SUPPLIED PASSAGE:
========================

The lightly examined nostrums of our day are different. Consider Secretary of State Marco Rubio’s recent, widely (and justly) praised speech in Munich. He claims that “we embraced a dogmatic vision of free and unfettered trade” while other countries took advantage of us.

Really? Here’s Scott Lincicome writing in 2016, during the supposed reign of free-trade dogmatism:

First, although the United States maintains a relatively low average import tariff of around 3 percent, it also applies high tariffs on a wide array of “politically-sensitive” (read: highly lobbied) products: 131.8% on peanuts; 35% on tuna; 20% on various dairy products; 25% on light trucks; 16% on wool sweaters, just to name a few.  (Agriculture is particularly bad in this regard.)  We also maintain a long list of restrictive quotas on products like sugar, cheese, canned tuna, brooms, cotton, and baby formula. . . .

Second, while America’s tariffs and other “formal” trade barriers have indeed been declining for decades, they are only a small part of the overall story.  U.S. non-tariff barriers – export subsidies, discriminatory regulations, “buy local” rules, “fair trade” duties, etc. – have exploded in recent years.  In fact, according to a recent analysis by Credit Suisse, when you add up all forms of trade barriers imposed between 1990 and 2013, the biggest protectionist in the world isn’t China or Mexico but none other than… the United States.

Sounds pretty fettered.

John Puri praises Justice Neil Gorsuch’s concurring opinion in Learning Resources v. Trump.

Also applauding Justice Gorsuch’s concurring opinion in Learning Resources is David Henderson.

The Editorial Board of the Wall Street Journal makes clear that Trump’s attempt to use the Trade Act of 1974’s ‘section 122’ to reinstate his tariffs punitive taxes on Americans’ purchases of imports is also unlawful, as the United States does not now have (as is required by that section) a balance-of-payments deficit. Two slices:

The smart play after his legal defeat would be to take an off-ramp and forgo or pause new tariffs. Instead the White House this weekend dusted off Section 122 of the Trade Act of 1974 as a work-around. That provision lets a President impose tariffs of up to 15% across the board for up to 150 days “to deal with large and serious United States balance-of-payments deficits.”

========================

[Some entries]
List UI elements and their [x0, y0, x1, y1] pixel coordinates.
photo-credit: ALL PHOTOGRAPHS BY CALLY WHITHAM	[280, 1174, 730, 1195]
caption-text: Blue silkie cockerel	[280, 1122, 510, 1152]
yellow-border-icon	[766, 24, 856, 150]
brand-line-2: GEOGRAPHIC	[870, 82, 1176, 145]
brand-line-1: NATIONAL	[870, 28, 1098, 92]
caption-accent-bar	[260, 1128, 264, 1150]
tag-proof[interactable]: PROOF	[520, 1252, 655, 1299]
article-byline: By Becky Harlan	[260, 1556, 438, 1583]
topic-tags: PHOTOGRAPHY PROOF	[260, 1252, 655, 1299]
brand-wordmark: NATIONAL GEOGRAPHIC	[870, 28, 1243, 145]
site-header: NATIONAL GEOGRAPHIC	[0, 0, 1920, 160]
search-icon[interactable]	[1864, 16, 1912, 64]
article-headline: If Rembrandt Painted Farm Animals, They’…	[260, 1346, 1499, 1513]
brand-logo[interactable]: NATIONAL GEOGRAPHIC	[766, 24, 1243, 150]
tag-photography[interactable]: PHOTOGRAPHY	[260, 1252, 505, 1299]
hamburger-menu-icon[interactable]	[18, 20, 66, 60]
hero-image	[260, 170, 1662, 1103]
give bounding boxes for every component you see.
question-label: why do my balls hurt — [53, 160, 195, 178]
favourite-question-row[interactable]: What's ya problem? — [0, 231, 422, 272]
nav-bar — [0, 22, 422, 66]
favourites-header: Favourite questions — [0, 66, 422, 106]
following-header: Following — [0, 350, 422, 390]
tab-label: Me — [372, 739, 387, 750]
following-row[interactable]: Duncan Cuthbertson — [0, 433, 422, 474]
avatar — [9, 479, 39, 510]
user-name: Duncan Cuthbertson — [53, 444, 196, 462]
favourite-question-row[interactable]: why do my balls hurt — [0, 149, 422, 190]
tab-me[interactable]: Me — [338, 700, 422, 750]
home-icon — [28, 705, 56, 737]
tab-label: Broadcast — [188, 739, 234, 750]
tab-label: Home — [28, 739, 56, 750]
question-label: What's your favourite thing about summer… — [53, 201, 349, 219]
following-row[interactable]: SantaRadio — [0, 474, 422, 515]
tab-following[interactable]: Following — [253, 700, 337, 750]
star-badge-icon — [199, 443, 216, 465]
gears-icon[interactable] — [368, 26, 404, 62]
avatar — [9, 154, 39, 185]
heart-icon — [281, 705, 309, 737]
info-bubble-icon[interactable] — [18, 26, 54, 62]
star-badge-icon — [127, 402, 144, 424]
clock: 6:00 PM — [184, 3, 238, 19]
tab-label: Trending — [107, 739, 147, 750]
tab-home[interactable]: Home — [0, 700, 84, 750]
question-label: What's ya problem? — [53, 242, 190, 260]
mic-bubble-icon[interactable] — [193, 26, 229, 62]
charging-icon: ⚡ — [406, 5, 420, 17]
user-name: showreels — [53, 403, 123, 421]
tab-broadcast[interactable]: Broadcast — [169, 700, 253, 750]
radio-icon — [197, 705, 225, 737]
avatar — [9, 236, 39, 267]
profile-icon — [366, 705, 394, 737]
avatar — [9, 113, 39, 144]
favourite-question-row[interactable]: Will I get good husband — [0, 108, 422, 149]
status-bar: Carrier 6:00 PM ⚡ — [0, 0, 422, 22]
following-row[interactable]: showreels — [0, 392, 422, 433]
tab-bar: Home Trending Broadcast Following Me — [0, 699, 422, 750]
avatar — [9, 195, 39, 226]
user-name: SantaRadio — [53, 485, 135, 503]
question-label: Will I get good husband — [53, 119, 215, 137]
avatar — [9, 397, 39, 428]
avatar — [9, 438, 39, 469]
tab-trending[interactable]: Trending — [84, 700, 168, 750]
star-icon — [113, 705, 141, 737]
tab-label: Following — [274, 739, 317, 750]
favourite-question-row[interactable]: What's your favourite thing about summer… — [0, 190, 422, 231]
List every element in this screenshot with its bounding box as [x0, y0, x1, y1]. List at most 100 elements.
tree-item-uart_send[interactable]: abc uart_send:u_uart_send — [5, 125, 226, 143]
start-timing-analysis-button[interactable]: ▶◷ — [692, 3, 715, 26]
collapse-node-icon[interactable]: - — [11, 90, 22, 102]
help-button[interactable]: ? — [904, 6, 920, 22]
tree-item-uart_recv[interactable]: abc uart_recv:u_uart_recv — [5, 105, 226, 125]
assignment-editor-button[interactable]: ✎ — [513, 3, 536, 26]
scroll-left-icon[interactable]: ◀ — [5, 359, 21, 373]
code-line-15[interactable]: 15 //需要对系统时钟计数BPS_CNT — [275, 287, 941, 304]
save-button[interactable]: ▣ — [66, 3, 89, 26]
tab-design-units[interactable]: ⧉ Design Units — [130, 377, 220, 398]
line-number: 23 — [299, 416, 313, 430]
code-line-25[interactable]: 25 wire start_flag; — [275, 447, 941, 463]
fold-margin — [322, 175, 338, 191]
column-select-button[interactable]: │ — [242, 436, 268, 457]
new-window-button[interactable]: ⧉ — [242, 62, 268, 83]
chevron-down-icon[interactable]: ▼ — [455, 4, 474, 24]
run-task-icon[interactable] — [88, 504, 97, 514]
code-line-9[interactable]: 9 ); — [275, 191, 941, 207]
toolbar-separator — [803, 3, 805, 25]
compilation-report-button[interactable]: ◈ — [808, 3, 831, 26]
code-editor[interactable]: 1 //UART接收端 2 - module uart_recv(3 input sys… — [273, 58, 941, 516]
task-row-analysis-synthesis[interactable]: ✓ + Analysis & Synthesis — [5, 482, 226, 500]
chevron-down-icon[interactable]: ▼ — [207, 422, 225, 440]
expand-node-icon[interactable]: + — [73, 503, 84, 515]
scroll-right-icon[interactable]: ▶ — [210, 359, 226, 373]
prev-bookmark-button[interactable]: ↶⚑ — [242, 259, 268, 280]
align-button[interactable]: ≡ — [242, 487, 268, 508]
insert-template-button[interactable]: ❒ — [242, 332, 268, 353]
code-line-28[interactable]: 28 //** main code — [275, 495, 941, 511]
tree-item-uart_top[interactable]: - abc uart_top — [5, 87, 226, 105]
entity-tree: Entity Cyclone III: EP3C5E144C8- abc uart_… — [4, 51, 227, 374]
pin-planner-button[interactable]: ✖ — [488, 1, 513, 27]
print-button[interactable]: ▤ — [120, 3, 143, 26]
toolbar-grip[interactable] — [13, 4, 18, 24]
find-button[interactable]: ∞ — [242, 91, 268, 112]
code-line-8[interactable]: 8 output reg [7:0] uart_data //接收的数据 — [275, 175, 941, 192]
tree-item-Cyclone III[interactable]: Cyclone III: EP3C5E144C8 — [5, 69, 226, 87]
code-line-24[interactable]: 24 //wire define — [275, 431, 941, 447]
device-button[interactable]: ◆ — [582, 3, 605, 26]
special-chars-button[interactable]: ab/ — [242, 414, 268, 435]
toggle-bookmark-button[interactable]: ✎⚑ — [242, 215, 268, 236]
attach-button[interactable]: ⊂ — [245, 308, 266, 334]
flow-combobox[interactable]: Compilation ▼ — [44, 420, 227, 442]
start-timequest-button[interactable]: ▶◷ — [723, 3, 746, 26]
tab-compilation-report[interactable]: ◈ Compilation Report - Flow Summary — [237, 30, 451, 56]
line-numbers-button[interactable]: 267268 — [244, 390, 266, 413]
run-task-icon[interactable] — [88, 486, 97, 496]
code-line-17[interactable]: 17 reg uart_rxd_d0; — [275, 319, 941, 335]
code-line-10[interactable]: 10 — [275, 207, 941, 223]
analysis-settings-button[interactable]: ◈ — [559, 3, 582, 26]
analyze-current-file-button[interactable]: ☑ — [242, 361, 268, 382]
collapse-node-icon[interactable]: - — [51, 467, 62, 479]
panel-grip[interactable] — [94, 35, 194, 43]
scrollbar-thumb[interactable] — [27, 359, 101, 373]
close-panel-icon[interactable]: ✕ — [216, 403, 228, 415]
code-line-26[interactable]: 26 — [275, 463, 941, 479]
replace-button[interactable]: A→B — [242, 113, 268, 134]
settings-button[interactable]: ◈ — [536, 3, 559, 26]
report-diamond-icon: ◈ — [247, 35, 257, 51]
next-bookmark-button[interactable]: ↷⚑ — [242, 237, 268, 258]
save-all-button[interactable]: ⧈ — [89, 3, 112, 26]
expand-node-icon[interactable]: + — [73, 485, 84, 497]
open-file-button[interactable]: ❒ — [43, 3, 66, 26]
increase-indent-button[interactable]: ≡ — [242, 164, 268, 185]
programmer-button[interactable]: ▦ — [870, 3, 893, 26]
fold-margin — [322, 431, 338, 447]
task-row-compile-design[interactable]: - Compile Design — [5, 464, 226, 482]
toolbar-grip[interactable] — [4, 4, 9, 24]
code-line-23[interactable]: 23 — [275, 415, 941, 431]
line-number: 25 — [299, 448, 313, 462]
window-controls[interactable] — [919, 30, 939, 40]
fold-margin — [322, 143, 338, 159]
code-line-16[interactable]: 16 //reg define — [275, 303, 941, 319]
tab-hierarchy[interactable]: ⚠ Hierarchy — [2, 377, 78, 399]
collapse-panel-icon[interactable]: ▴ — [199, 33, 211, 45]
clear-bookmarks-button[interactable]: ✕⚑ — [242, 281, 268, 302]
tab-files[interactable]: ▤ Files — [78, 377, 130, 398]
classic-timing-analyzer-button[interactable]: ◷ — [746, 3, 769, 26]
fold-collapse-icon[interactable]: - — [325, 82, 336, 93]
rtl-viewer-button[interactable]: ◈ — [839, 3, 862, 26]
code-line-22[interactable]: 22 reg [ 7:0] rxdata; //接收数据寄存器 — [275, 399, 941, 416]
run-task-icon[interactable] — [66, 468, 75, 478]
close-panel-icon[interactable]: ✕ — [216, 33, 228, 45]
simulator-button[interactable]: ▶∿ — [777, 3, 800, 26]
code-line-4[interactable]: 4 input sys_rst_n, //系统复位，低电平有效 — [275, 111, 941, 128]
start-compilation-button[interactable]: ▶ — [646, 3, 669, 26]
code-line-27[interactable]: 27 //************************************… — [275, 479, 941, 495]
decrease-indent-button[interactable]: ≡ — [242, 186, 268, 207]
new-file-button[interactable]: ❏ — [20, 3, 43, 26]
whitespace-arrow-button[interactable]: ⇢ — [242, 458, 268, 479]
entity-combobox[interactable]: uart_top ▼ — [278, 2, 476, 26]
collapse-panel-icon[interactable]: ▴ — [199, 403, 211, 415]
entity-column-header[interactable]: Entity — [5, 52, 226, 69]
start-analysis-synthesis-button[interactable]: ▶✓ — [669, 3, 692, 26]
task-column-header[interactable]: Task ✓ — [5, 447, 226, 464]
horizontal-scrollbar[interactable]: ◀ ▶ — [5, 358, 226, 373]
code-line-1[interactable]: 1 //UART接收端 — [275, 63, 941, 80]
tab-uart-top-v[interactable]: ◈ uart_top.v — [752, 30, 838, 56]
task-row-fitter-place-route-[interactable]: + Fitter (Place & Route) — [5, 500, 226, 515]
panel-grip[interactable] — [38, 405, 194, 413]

========================

DIRECTION:
According to the trade passage, what tariff rate does the United States apply to peanuts? The entries aren't needed here.

OUTPUT FOR THIS EXERCISE:
131.8%